> [Direction]
Give back the entire listing verbatim.
---------- Information given ----------
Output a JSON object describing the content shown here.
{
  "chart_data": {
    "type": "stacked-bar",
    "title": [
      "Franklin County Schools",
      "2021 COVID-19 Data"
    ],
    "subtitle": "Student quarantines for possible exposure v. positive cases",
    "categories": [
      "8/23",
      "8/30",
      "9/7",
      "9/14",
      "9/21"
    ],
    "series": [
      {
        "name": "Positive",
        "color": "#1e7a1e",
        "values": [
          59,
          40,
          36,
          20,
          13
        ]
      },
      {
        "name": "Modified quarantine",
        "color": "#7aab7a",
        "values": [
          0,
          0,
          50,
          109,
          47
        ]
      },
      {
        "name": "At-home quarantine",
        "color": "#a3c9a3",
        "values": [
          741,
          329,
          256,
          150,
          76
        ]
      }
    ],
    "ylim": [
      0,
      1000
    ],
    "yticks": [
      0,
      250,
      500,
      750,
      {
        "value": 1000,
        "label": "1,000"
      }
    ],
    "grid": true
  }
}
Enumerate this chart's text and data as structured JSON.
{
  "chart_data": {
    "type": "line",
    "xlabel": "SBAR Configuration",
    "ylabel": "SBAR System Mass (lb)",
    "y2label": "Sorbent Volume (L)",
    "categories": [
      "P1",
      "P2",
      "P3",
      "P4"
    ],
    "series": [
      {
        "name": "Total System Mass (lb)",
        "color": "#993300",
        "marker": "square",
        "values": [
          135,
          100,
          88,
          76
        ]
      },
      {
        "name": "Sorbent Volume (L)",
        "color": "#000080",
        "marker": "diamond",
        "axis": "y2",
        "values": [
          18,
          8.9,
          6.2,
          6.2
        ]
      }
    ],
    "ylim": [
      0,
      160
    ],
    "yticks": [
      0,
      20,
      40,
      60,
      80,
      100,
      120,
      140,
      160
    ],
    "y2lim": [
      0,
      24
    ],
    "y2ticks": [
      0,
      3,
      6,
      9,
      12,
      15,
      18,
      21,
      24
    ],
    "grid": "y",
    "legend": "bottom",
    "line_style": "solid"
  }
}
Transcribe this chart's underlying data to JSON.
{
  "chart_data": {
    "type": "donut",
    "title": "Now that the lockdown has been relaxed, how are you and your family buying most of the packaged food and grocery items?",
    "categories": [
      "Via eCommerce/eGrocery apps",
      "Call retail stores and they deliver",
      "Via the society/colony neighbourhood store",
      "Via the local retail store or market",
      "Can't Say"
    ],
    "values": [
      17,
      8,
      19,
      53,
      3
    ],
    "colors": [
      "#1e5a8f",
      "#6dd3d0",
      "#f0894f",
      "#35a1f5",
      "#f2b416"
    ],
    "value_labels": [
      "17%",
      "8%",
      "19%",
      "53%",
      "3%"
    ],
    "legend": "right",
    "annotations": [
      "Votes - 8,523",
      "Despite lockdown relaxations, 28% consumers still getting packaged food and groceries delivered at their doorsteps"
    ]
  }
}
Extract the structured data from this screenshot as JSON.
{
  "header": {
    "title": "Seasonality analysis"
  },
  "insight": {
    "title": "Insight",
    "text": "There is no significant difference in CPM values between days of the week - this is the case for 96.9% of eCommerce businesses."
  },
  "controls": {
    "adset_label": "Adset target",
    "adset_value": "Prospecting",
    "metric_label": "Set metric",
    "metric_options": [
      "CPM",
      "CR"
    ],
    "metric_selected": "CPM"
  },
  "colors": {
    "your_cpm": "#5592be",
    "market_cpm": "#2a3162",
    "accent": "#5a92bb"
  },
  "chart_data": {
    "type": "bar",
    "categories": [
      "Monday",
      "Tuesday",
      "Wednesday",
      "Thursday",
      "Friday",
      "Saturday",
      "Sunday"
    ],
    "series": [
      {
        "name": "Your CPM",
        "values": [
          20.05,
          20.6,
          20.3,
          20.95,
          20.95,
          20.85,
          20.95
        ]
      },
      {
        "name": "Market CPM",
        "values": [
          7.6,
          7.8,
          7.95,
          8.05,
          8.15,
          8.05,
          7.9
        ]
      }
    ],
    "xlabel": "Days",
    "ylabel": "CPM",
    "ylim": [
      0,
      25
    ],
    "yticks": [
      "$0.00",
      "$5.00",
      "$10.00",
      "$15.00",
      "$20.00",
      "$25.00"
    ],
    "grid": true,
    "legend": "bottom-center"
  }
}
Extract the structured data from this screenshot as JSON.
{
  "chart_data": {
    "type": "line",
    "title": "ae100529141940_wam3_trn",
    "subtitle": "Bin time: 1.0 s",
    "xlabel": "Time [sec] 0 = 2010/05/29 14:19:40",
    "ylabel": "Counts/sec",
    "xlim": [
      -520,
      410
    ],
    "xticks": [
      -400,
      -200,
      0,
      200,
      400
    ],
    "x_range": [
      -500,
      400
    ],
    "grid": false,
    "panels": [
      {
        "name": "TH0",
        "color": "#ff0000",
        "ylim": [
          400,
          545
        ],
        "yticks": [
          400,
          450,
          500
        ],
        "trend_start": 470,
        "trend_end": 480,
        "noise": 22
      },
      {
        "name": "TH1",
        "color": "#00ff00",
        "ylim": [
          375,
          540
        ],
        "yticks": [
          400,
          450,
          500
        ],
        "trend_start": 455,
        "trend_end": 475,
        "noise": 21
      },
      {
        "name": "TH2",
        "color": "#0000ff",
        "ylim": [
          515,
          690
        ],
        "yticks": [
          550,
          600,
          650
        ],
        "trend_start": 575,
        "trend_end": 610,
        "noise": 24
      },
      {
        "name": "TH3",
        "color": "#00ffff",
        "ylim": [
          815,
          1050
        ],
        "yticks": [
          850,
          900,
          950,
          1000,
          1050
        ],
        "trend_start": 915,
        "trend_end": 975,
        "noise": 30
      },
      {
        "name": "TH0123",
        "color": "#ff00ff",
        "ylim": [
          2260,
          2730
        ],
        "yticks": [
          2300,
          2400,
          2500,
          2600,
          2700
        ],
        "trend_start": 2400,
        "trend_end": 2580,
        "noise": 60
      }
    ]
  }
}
----------
> [Correct result]
Output a JSON object describing the content shown here.
{
  "chart_data": {
    "type": "stacked-bar",
    "title": [
      "Franklin County Schools",
      "2021 COVID-19 Data"
    ],
    "subtitle": "Student quarantines for possible exposure v. positive cases",
    "categories": [
      "8/23",
      "8/30",
      "9/7",
      "9/14",
      "9/21"
    ],
    "series": [
      {
        "name": "Positive",
        "color": "#1e7a1e",
        "values": [
          59,
          40,
          36,
          20,
          13
        ]
      },
      {
        "name": "Modified quarantine",
        "color": "#7aab7a",
        "values": [
          0,
          0,
          50,
          109,
          47
        ]
      },
      {
        "name": "At-home quarantine",
        "color": "#a3c9a3",
        "values": [
          741,
          329,
          256,
          150,
          76
        ]
      }
    ],
    "ylim": [
      0,
      1000
    ],
    "yticks": [
      0,
      250,
      500,
      750,
      {
        "value": 1000,
        "label": "1,000"
      }
    ],
    "grid": true
  }
}
Enumerate this chart's text and data as structured JSON.
{
  "chart_data": {
    "type": "line",
    "xlabel": "SBAR Configuration",
    "ylabel": "SBAR System Mass (lb)",
    "y2label": "Sorbent Volume (L)",
    "categories": [
      "P1",
      "P2",
      "P3",
      "P4"
    ],
    "series": [
      {
        "name": "Total System Mass (lb)",
        "color": "#993300",
        "marker": "square",
        "values": [
          135,
          100,
          88,
          76
        ]
      },
      {
        "name": "Sorbent Volume (L)",
        "color": "#000080",
        "marker": "diamond",
        "axis": "y2",
        "values": [
          18,
          8.9,
          6.2,
          6.2
        ]
      }
    ],
    "ylim": [
      0,
      160
    ],
    "yticks": [
      0,
      20,
      40,
      60,
      80,
      100,
      120,
      140,
      160
    ],
    "y2lim": [
      0,
      24
    ],
    "y2ticks": [
      0,
      3,
      6,
      9,
      12,
      15,
      18,
      21,
      24
    ],
    "grid": "y",
    "legend": "bottom",
    "line_style": "solid"
  }
}
Transcribe this chart's underlying data to JSON.
{
  "chart_data": {
    "type": "donut",
    "title": "Now that the lockdown has been relaxed, how are you and your family buying most of the packaged food and grocery items?",
    "categories": [
      "Via eCommerce/eGrocery apps",
      "Call retail stores and they deliver",
      "Via the society/colony neighbourhood store",
      "Via the local retail store or market",
      "Can't Say"
    ],
    "values": [
      17,
      8,
      19,
      53,
      3
    ],
    "colors": [
      "#1e5a8f",
      "#6dd3d0",
      "#f0894f",
      "#35a1f5",
      "#f2b416"
    ],
    "value_labels": [
      "17%",
      "8%",
      "19%",
      "53%",
      "3%"
    ],
    "legend": "right",
    "annotations": [
      "Votes - 8,523",
      "Despite lockdown relaxations, 28% consumers still getting packaged food and groceries delivered at their doorsteps"
    ]
  }
}
Extract the structured data from this screenshot as JSON.
{
  "header": {
    "title": "Seasonality analysis"
  },
  "insight": {
    "title": "Insight",
    "text": "There is no significant difference in CPM values between days of the week - this is the case for 96.9% of eCommerce businesses."
  },
  "controls": {
    "adset_label": "Adset target",
    "adset_value": "Prospecting",
    "metric_label": "Set metric",
    "metric_options": [
      "CPM",
      "CR"
    ],
    "metric_selected": "CPM"
  },
  "colors": {
    "your_cpm": "#5592be",
    "market_cpm": "#2a3162",
    "accent": "#5a92bb"
  },
  "chart_data": {
    "type": "bar",
    "categories": [
      "Monday",
      "Tuesday",
      "Wednesday",
      "Thursday",
      "Friday",
      "Saturday",
      "Sunday"
    ],
    "series": [
      {
        "name": "Your CPM",
        "values": [
          20.05,
          20.6,
          20.3,
          20.95,
          20.95,
          20.85,
          20.95
        ]
      },
      {
        "name": "Market CPM",
        "values": [
          7.6,
          7.8,
          7.95,
          8.05,
          8.15,
          8.05,
          7.9
        ]
      }
    ],
    "xlabel": "Days",
    "ylabel": "CPM",
    "ylim": [
      0,
      25
    ],
    "yticks": [
      "$0.00",
      "$5.00",
      "$10.00",
      "$15.00",
      "$20.00",
      "$25.00"
    ],
    "grid": true,
    "legend": "bottom-center"
  }
}
Extract the structured data from this screenshot as JSON.
{
  "chart_data": {
    "type": "line",
    "title": "ae100529141940_wam3_trn",
    "subtitle": "Bin time: 1.0 s",
    "xlabel": "Time [sec] 0 = 2010/05/29 14:19:40",
    "ylabel": "Counts/sec",
    "xlim": [
      -520,
      410
    ],
    "xticks": [
      -400,
      -200,
      0,
      200,
      400
    ],
    "x_range": [
      -500,
      400
    ],
    "grid": false,
    "panels": [
      {
        "name": "TH0",
        "color": "#ff0000",
        "ylim": [
          400,
          545
        ],
        "yticks": [
          400,
          450,
          500
        ],
        "trend_start": 470,
        "trend_end": 480,
        "noise": 22
      },
      {
        "name": "TH1",
        "color": "#00ff00",
        "ylim": [
          375,
          540
        ],
        "yticks": [
          400,
          450,
          500
        ],
        "trend_start": 455,
        "trend_end": 475,
        "noise": 21
      },
      {
        "name": "TH2",
        "color": "#0000ff",
        "ylim": [
          515,
          690
        ],
        "yticks": [
          550,
          600,
          650
        ],
        "trend_start": 575,
        "trend_end": 610,
        "noise": 24
      },
      {
        "name": "TH3",
        "color": "#00ffff",
        "ylim": [
          815,
          1050
        ],
        "yticks": [
          850,
          900,
          950,
          1000,
          1050
        ],
        "trend_start": 915,
        "trend_end": 975,
        "noise": 30
      },
      {
        "name": "TH0123",
        "color": "#ff00ff",
        "ylim": [
          2260,
          2730
        ],
        "yticks": [
          2300,
          2400,
          2500,
          2600,
          2700
        ],
        "trend_start": 2400,
        "trend_end": 2580,
        "noise": 60
      }
    ]
  }
}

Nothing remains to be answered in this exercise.